§ **TASK REQUIREMENTS**
Retype the data below without altering anything.

[Data records]
------------

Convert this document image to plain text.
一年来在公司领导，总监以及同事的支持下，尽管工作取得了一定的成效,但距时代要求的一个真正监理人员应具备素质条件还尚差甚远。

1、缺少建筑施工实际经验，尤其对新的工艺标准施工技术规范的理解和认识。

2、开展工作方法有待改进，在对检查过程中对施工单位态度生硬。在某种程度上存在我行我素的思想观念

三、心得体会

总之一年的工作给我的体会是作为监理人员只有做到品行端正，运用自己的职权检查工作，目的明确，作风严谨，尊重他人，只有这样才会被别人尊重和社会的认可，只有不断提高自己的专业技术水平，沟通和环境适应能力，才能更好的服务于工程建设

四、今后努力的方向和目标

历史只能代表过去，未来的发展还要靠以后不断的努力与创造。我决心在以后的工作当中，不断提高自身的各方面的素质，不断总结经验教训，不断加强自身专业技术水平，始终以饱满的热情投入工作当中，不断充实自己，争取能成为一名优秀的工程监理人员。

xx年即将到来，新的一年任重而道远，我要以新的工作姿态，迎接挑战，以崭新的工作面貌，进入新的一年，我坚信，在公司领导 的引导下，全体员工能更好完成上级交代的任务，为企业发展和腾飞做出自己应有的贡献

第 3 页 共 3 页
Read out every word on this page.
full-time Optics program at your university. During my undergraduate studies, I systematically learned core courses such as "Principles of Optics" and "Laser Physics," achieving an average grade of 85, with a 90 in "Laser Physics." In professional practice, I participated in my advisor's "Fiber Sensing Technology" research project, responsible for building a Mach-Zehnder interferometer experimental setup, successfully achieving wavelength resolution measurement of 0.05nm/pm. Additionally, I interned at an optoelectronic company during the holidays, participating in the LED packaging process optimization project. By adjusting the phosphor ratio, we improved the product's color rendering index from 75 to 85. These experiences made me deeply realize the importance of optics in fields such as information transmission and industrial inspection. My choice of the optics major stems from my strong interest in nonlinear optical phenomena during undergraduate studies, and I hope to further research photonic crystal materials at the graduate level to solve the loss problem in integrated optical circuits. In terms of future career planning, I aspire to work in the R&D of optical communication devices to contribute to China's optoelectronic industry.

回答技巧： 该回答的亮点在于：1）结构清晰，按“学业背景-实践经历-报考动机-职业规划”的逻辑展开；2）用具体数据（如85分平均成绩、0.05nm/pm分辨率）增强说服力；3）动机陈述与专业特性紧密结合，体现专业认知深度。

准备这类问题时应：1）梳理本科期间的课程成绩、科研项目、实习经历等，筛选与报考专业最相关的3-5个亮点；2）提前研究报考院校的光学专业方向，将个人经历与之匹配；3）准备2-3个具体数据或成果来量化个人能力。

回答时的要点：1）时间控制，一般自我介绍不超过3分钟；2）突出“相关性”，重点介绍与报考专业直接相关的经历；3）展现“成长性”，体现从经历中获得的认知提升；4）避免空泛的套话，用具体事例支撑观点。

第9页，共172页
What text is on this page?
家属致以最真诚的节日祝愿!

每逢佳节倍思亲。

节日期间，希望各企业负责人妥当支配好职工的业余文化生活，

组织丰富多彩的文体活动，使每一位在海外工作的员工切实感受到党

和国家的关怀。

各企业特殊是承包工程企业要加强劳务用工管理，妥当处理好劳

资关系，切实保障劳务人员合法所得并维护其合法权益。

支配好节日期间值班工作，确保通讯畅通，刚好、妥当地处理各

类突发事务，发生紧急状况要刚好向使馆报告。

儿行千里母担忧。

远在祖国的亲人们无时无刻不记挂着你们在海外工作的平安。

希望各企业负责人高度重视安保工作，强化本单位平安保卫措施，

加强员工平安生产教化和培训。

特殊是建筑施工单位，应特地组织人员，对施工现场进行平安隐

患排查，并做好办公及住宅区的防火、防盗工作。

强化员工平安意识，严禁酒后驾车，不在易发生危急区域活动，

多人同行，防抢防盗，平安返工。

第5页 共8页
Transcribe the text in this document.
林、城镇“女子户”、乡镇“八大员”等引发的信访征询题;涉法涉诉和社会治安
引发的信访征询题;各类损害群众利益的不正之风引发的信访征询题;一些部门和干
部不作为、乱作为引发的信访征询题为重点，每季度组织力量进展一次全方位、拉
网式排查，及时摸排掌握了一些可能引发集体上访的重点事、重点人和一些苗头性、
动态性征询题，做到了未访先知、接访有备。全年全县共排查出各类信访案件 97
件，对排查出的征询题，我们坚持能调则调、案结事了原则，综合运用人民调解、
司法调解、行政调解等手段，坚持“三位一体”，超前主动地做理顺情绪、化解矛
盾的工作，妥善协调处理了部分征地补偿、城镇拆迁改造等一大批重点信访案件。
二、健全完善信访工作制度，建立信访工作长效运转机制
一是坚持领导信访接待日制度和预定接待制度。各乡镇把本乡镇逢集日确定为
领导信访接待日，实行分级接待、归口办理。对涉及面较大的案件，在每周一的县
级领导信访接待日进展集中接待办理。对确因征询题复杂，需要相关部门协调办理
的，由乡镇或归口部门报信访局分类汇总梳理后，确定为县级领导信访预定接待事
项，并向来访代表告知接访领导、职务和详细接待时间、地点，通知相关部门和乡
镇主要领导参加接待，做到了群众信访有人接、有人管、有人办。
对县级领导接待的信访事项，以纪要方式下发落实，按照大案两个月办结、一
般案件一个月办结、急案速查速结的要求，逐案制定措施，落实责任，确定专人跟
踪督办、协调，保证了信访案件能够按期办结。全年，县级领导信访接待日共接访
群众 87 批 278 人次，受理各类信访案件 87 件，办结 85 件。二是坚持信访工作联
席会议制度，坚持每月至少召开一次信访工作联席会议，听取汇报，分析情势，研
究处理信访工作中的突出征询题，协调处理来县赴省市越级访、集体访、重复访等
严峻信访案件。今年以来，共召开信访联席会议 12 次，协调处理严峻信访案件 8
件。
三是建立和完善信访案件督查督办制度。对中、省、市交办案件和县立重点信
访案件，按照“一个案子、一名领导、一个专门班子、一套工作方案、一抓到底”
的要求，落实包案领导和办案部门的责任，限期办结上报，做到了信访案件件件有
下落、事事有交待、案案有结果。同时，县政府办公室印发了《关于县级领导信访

------------

§ **SOLVED EXERCISE**
Convert this document image to plain text.
一年来在公司领导，总监以及同事的支持下，尽管工作取得了一定的成效,但距时代要求的一个真正监理人员应具备素质条件还尚差甚远。

1、缺少建筑施工实际经验，尤其对新的工艺标准施工技术规范的理解和认识。

2、开展工作方法有待改进，在对检查过程中对施工单位态度生硬。在某种程度上存在我行我素的思想观念

三、心得体会

总之一年的工作给我的体会是作为监理人员只有做到品行端正，运用自己的职权检查工作，目的明确，作风严谨，尊重他人，只有这样才会被别人尊重和社会的认可，只有不断提高自己的专业技术水平，沟通和环境适应能力，才能更好的服务于工程建设

四、今后努力的方向和目标

历史只能代表过去，未来的发展还要靠以后不断的努力与创造。我决心在以后的工作当中，不断提高自身的各方面的素质，不断总结经验教训，不断加强自身专业技术水平，始终以饱满的热情投入工作当中，不断充实自己，争取能成为一名优秀的工程监理人员。

xx年即将到来，新的一年任重而道远，我要以新的工作姿态，迎接挑战，以崭新的工作面貌，进入新的一年，我坚信，在公司领导 的引导下，全体员工能更好完成上级交代的任务，为企业发展和腾飞做出自己应有的贡献

第 3 页 共 3 页
Read out every word on this page.
full-time Optics program at your university. During my undergraduate studies, I systematically learned core courses such as "Principles of Optics" and "Laser Physics," achieving an average grade of 85, with a 90 in "Laser Physics." In professional practice, I participated in my advisor's "Fiber Sensing Technology" research project, responsible for building a Mach-Zehnder interferometer experimental setup, successfully achieving wavelength resolution measurement of 0.05nm/pm. Additionally, I interned at an optoelectronic company during the holidays, participating in the LED packaging process optimization project. By adjusting the phosphor ratio, we improved the product's color rendering index from 75 to 85. These experiences made me deeply realize the importance of optics in fields such as information transmission and industrial inspection. My choice of the optics major stems from my strong interest in nonlinear optical phenomena during undergraduate studies, and I hope to further research photonic crystal materials at the graduate level to solve the loss problem in integrated optical circuits. In terms of future career planning, I aspire to work in the R&D of optical communication devices to contribute to China's optoelectronic industry.

回答技巧： 该回答的亮点在于：1）结构清晰，按“学业背景-实践经历-报考动机-职业规划”的逻辑展开；2）用具体数据（如85分平均成绩、0.05nm/pm分辨率）增强说服力；3）动机陈述与专业特性紧密结合，体现专业认知深度。

准备这类问题时应：1）梳理本科期间的课程成绩、科研项目、实习经历等，筛选与报考专业最相关的3-5个亮点；2）提前研究报考院校的光学专业方向，将个人经历与之匹配；3）准备2-3个具体数据或成果来量化个人能力。

回答时的要点：1）时间控制，一般自我介绍不超过3分钟；2）突出“相关性”，重点介绍与报考专业直接相关的经历；3）展现“成长性”，体现从经历中获得的认知提升；4）避免空泛的套话，用具体事例支撑观点。

第9页，共172页
What text is on this page?
家属致以最真诚的节日祝愿!

每逢佳节倍思亲。

节日期间，希望各企业负责人妥当支配好职工的业余文化生活，

组织丰富多彩的文体活动，使每一位在海外工作的员工切实感受到党

和国家的关怀。

各企业特殊是承包工程企业要加强劳务用工管理，妥当处理好劳

资关系，切实保障劳务人员合法所得并维护其合法权益。

支配好节日期间值班工作，确保通讯畅通，刚好、妥当地处理各

类突发事务，发生紧急状况要刚好向使馆报告。

儿行千里母担忧。

远在祖国的亲人们无时无刻不记挂着你们在海外工作的平安。

希望各企业负责人高度重视安保工作，强化本单位平安保卫措施，

加强员工平安生产教化和培训。

特殊是建筑施工单位，应特地组织人员，对施工现场进行平安隐

患排查，并做好办公及住宅区的防火、防盗工作。

强化员工平安意识，严禁酒后驾车，不在易发生危急区域活动，

多人同行，防抢防盗，平安返工。

第5页 共8页
Transcribe the text in this document.
林、城镇“女子户”、乡镇“八大员”等引发的信访征询题;涉法涉诉和社会治安
引发的信访征询题;各类损害群众利益的不正之风引发的信访征询题;一些部门和干
部不作为、乱作为引发的信访征询题为重点，每季度组织力量进展一次全方位、拉
网式排查，及时摸排掌握了一些可能引发集体上访的重点事、重点人和一些苗头性、
动态性征询题，做到了未访先知、接访有备。全年全县共排查出各类信访案件 97
件，对排查出的征询题，我们坚持能调则调、案结事了原则，综合运用人民调解、
司法调解、行政调解等手段，坚持“三位一体”，超前主动地做理顺情绪、化解矛
盾的工作，妥善协调处理了部分征地补偿、城镇拆迁改造等一大批重点信访案件。
二、健全完善信访工作制度，建立信访工作长效运转机制
一是坚持领导信访接待日制度和预定接待制度。各乡镇把本乡镇逢集日确定为
领导信访接待日，实行分级接待、归口办理。对涉及面较大的案件，在每周一的县
级领导信访接待日进展集中接待办理。对确因征询题复杂，需要相关部门协调办理
的，由乡镇或归口部门报信访局分类汇总梳理后，确定为县级领导信访预定接待事
项，并向来访代表告知接访领导、职务和详细接待时间、地点，通知相关部门和乡
镇主要领导参加接待，做到了群众信访有人接、有人管、有人办。
对县级领导接待的信访事项，以纪要方式下发落实，按照大案两个月办结、一
般案件一个月办结、急案速查速结的要求，逐案制定措施，落实责任，确定专人跟
踪督办、协调，保证了信访案件能够按期办结。全年，县级领导信访接待日共接访
群众 87 批 278 人次，受理各类信访案件 87 件，办结 85 件。二是坚持信访工作联
席会议制度，坚持每月至少召开一次信访工作联席会议，听取汇报，分析情势，研
究处理信访工作中的突出征询题，协调处理来县赴省市越级访、集体访、重复访等
严峻信访案件。今年以来，共召开信访联席会议 12 次，协调处理严峻信访案件 8
件。
三是建立和完善信访案件督查督办制度。对中、省、市交办案件和县立重点信
访案件，按照“一个案子、一名领导、一个专门班子、一套工作方案、一抓到底”
的要求，落实包案领导和办案部门的责任，限期办结上报，做到了信访案件件件有
下落、事事有交待、案案有结果。同时，县政府办公室印发了《关于县级领导信访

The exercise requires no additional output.